## Record list
========================================
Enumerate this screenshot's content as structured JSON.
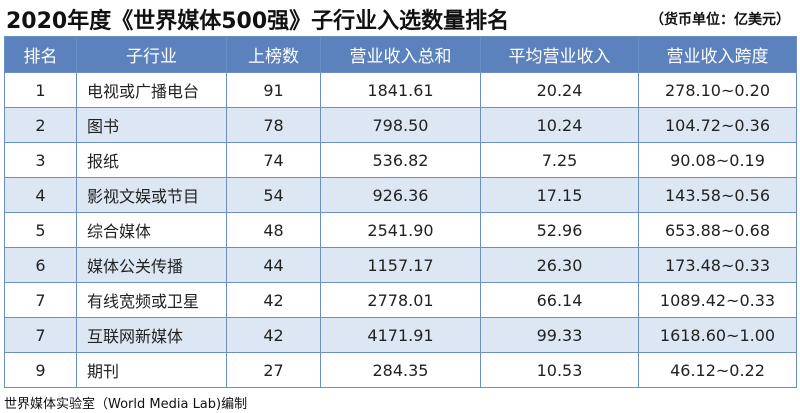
{
  "header": {
    "title": "2020年度《世界媒体500强》子行业入选数量排名",
    "unit": "（货币单位：亿美元）"
  },
  "table": {
    "columns": [
      "排名",
      "子行业",
      "上榜数",
      "营业收入总和",
      "平均营业收入",
      "营业收入跨度"
    ],
    "rows": [
      [
        "1",
        "电视或广播电台",
        "91",
        "1841.61",
        "20.24",
        "278.10~0.20"
      ],
      [
        "2",
        "图书",
        "78",
        "798.50",
        "10.24",
        "104.72~0.36"
      ],
      [
        "3",
        "报纸",
        "74",
        "536.82",
        "7.25",
        "90.08~0.19"
      ],
      [
        "4",
        "影视文娱或节目",
        "54",
        "926.36",
        "17.15",
        "143.58~0.56"
      ],
      [
        "5",
        "综合媒体",
        "48",
        "2541.90",
        "52.96",
        "653.88~0.68"
      ],
      [
        "6",
        "媒体公关传播",
        "44",
        "1157.17",
        "26.30",
        "173.48~0.33"
      ],
      [
        "7",
        "有线宽频或卫星",
        "42",
        "2778.01",
        "66.14",
        "1089.42~0.33"
      ],
      [
        "7",
        "互联网新媒体",
        "42",
        "4171.91",
        "99.33",
        "1618.60~1.00"
      ],
      [
        "9",
        "期刊",
        "27",
        "284.35",
        "10.53",
        "46.12~0.22"
      ]
    ]
  },
  "footer": {
    "source": "世界媒体实验室（World Media Lab)编制"
  }
}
========================================
## What to do
Reproduce the entries above word for word. Pictures stay out.

## Exercise output
Enumerate this screenshot's content as structured JSON.
{
  "header": {
    "title": "2020年度《世界媒体500强》子行业入选数量排名",
    "unit": "（货币单位：亿美元）"
  },
  "table": {
    "columns": [
      "排名",
      "子行业",
      "上榜数",
      "营业收入总和",
      "平均营业收入",
      "营业收入跨度"
    ],
    "rows": [
      [
        "1",
        "电视或广播电台",
        "91",
        "1841.61",
        "20.24",
        "278.10~0.20"
      ],
      [
        "2",
        "图书",
        "78",
        "798.50",
        "10.24",
        "104.72~0.36"
      ],
      [
        "3",
        "报纸",
        "74",
        "536.82",
        "7.25",
        "90.08~0.19"
      ],
      [
        "4",
        "影视文娱或节目",
        "54",
        "926.36",
        "17.15",
        "143.58~0.56"
      ],
      [
        "5",
        "综合媒体",
        "48",
        "2541.90",
        "52.96",
        "653.88~0.68"
      ],
      [
        "6",
        "媒体公关传播",
        "44",
        "1157.17",
        "26.30",
        "173.48~0.33"
      ],
      [
        "7",
        "有线宽频或卫星",
        "42",
        "2778.01",
        "66.14",
        "1089.42~0.33"
      ],
      [
        "7",
        "互联网新媒体",
        "42",
        "4171.91",
        "99.33",
        "1618.60~1.00"
      ],
      [
        "9",
        "期刊",
        "27",
        "284.35",
        "10.53",
        "46.12~0.22"
      ]
    ]
  },
  "footer": {
    "source": "世界媒体实验室（World Media Lab)编制"
  }
}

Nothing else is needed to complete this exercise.